§ Requirement
Gather up every line that includes the string "name".

[Records from a collection]
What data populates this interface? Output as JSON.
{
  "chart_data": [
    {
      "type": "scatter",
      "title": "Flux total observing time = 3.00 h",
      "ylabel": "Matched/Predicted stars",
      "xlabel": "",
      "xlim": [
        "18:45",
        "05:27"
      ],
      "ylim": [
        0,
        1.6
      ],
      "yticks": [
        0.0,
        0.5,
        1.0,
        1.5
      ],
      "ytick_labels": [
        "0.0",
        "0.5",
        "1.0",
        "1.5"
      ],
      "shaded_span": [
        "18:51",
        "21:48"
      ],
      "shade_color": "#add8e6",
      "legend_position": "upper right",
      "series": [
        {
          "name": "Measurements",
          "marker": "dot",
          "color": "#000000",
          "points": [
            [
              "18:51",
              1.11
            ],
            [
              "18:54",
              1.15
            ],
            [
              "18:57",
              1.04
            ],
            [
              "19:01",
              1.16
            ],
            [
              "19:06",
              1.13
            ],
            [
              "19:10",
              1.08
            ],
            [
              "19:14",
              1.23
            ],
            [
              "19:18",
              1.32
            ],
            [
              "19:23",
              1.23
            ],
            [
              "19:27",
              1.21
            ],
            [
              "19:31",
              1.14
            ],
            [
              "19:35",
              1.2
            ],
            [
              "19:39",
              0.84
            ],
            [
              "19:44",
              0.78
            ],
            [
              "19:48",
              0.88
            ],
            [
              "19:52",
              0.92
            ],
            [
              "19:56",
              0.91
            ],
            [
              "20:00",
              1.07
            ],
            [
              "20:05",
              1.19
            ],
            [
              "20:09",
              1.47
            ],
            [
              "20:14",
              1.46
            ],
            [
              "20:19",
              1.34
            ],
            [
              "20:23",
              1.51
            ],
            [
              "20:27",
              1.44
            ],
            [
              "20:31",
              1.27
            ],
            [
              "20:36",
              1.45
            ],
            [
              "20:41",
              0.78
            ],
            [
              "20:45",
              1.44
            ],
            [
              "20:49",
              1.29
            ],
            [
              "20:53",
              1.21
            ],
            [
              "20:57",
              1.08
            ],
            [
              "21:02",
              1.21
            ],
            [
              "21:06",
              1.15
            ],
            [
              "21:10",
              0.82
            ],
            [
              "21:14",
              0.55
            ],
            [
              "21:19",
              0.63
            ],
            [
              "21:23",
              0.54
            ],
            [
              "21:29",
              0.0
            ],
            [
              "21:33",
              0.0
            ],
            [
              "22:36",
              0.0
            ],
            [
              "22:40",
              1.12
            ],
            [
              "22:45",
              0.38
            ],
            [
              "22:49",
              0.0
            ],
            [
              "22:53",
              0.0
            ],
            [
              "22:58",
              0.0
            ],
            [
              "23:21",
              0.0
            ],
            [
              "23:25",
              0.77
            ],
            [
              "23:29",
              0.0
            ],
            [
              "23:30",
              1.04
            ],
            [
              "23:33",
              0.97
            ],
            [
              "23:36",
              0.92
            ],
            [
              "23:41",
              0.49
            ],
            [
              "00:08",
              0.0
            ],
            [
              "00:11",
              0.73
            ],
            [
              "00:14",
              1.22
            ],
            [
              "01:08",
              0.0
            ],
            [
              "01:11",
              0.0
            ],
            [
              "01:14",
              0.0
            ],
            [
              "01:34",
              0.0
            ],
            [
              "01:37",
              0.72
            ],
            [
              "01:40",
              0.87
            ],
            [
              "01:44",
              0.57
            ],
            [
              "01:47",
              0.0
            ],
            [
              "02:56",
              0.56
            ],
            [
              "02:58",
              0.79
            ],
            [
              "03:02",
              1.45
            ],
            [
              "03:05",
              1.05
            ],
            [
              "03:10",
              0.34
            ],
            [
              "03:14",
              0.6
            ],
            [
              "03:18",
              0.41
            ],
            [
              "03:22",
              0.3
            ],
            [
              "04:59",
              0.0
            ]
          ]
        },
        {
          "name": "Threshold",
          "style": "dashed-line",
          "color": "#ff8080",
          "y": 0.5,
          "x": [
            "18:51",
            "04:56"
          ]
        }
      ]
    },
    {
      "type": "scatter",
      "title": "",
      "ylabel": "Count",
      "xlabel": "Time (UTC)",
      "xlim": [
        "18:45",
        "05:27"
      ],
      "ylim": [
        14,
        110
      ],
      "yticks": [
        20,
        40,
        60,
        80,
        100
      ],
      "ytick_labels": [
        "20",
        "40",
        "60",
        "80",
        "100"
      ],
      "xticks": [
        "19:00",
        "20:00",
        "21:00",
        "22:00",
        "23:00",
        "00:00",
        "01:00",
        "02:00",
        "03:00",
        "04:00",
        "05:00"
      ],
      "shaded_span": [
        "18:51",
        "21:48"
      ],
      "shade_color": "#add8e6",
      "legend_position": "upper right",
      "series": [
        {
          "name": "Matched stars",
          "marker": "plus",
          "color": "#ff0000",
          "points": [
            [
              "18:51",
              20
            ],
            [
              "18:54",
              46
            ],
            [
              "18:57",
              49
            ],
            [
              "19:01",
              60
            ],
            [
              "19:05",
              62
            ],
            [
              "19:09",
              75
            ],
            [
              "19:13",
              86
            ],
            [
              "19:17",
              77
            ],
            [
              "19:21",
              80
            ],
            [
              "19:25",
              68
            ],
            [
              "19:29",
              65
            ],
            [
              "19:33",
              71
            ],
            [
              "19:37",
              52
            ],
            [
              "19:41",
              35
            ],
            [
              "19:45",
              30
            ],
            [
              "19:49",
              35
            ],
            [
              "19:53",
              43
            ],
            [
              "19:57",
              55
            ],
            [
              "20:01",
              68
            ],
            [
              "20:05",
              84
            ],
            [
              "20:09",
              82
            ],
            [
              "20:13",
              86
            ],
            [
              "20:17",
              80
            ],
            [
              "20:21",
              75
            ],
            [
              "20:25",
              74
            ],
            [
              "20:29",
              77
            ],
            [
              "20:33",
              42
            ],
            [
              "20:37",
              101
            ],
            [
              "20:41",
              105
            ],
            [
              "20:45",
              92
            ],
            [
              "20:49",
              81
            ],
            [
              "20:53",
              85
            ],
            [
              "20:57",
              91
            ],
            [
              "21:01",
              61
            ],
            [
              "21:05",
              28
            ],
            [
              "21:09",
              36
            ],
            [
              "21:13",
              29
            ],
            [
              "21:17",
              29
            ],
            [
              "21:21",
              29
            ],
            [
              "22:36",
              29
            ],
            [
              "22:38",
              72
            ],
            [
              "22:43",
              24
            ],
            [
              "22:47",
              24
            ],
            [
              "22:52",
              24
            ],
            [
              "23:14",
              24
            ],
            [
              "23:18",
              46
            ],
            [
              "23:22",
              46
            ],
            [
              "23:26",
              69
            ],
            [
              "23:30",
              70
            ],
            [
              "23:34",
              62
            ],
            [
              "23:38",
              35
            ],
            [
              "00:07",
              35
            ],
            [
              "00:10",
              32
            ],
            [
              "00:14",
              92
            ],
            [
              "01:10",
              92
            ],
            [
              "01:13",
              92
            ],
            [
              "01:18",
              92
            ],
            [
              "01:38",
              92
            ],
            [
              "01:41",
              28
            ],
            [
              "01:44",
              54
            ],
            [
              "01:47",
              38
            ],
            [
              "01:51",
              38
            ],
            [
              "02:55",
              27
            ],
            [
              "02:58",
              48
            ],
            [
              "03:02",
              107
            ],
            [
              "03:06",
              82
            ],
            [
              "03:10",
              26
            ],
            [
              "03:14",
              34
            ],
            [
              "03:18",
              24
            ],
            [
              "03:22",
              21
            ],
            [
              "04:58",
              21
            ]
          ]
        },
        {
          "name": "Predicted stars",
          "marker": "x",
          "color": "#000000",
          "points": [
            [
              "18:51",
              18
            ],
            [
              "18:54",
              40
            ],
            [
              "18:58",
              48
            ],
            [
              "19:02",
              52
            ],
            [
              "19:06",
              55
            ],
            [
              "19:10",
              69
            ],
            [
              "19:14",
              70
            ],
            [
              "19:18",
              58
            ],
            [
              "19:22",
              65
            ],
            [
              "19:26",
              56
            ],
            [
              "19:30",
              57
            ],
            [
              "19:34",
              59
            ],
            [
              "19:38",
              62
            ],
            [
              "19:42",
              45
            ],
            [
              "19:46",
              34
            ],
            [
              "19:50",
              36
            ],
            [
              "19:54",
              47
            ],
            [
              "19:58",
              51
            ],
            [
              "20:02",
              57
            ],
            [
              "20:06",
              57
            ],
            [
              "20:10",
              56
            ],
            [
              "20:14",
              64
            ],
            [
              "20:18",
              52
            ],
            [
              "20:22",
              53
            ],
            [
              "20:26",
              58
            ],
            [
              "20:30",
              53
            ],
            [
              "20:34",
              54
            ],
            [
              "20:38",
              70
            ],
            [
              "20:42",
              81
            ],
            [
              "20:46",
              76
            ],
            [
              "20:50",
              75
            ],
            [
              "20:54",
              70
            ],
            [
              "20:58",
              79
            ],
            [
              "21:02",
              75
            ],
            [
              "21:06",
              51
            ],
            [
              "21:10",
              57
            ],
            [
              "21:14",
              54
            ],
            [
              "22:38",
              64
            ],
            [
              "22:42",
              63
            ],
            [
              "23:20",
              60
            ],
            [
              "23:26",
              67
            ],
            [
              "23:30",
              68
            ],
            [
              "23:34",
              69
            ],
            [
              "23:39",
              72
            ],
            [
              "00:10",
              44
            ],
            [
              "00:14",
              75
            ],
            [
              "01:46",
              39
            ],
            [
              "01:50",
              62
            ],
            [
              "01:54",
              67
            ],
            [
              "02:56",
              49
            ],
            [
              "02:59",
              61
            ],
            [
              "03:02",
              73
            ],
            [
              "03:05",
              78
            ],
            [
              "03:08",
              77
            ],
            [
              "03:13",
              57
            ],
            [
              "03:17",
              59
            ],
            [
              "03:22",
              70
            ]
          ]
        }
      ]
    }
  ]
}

§ Response below
          "name": "Measurements",
          "name": "Threshold",
          "name": "Matched stars",
          "name": "Predicted stars",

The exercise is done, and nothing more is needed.